* [EXERCISE]: Locate the lines that hold the string "Randal". Copy every such line.

Dataset listings of figures
+--

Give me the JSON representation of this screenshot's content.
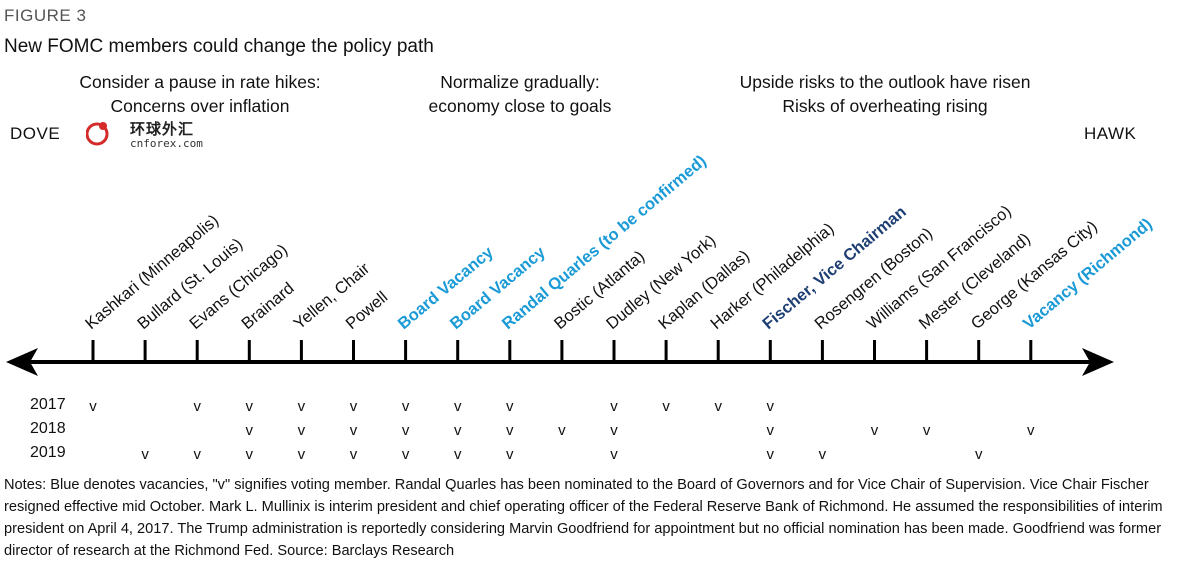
{
  "figure_label": "FIGURE 3",
  "title": "New FOMC members could change the policy path",
  "headers": [
    {
      "lines": [
        "Consider a pause in rate hikes:",
        "Concerns over inflation"
      ]
    },
    {
      "lines": [
        "Normalize gradually:",
        "economy close to goals"
      ]
    },
    {
      "lines": [
        "Upside risks to the outlook have risen",
        "Risks of overheating rising"
      ]
    }
  ],
  "dove_label": "DOVE",
  "hawk_label": "HAWK",
  "logo": {
    "cn": "环球外汇",
    "en": "cnforex.com"
  },
  "colors": {
    "vacancy_blue": "#1a9ad6",
    "vice_chair_navy": "#1d3f73",
    "default": "#111111"
  },
  "members": [
    {
      "label": "Kashkari (Minneapolis)",
      "color": "default"
    },
    {
      "label": "Bullard (St. Louis)",
      "color": "default"
    },
    {
      "label": "Evans (Chicago)",
      "color": "default"
    },
    {
      "label": "Brainard",
      "color": "default"
    },
    {
      "label": "Yellen, Chair",
      "color": "default"
    },
    {
      "label": "Powell",
      "color": "default"
    },
    {
      "label": "Board Vacancy",
      "color": "vacancy_blue"
    },
    {
      "label": "Board Vacancy",
      "color": "vacancy_blue"
    },
    {
      "label": "Randal Quarles (to be confirmed)",
      "color": "vacancy_blue"
    },
    {
      "label": "Bostic (Atlanta)",
      "color": "default"
    },
    {
      "label": "Dudley (New York)",
      "color": "default"
    },
    {
      "label": "Kaplan (Dallas)",
      "color": "default"
    },
    {
      "label": "Harker (Philadelphia)",
      "color": "default"
    },
    {
      "label": "Fischer, Vice Chairman",
      "color": "vice_chair_navy"
    },
    {
      "label": "Rosengren (Boston)",
      "color": "default"
    },
    {
      "label": "Williams (San Francisco)",
      "color": "default"
    },
    {
      "label": "Mester (Cleveland)",
      "color": "default"
    },
    {
      "label": "George (Kansas City)",
      "color": "default"
    },
    {
      "label": "Vacancy (Richmond)",
      "color": "vacancy_blue"
    }
  ],
  "vote_mark": "v",
  "voting": [
    {
      "year": "2017",
      "members": [
        0,
        2,
        3,
        4,
        5,
        6,
        7,
        8,
        10,
        11,
        12,
        13
      ]
    },
    {
      "year": "2018",
      "members": [
        3,
        4,
        5,
        6,
        7,
        8,
        9,
        10,
        13,
        15,
        16,
        18
      ]
    },
    {
      "year": "2019",
      "members": [
        1,
        2,
        3,
        4,
        5,
        6,
        7,
        8,
        10,
        13,
        14,
        17
      ]
    }
  ],
  "notes": "Notes: Blue denotes vacancies, \"v\" signifies voting member. Randal Quarles has been nominated to the Board of Governors and for Vice Chair of Supervision. Vice Chair Fischer resigned effective mid October. Mark L. Mullinix is interim president and chief operating officer of the Federal Reserve Bank of Richmond. He assumed the responsibilities of interim president on April 4, 2017. The Trump administration is reportedly considering Marvin Goodfriend for appointment but no official nomination has been made. Goodfriend was former director of research at the Richmond Fed. Source: Barclays Research"
}
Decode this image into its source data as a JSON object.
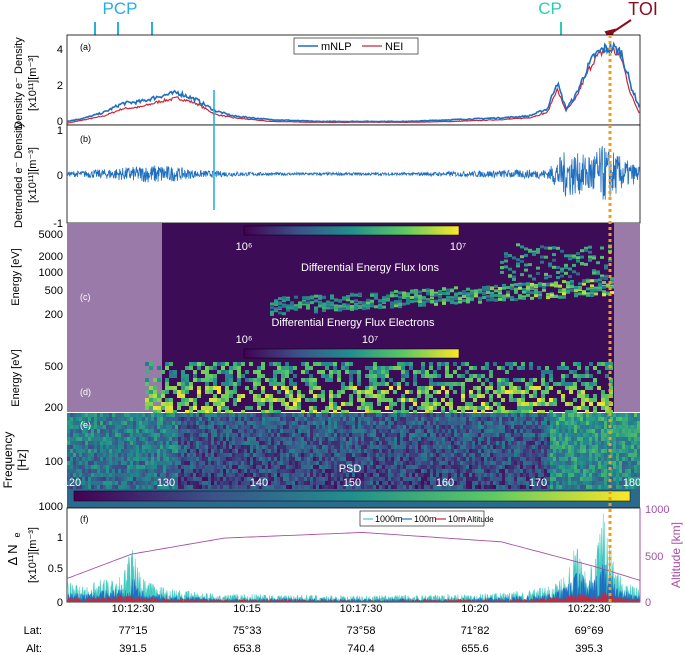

+--

* [FINAL RESULT]:
      "label": "Randal Quarles (to be confirmed)",
  "notes": "Notes: Blue denotes vacancies, \"v\" signifies voting member. Randal Quarles has been nominated to the Board of Governors and for Vice Chair of Supervision. Vice Chair Fischer resigned effective mid October. Mark L. Mullinix is interim president and chief operating officer of the Federal Reserve Bank of Richmond. He assumed the responsibilities of interim president on April 4, 2017. The Trump administration is reportedly considering Marvin Goodfriend for appointment but no official nomination has been made. Goodfriend was former director of research at the Richmond Fed. Source: Barclays Research"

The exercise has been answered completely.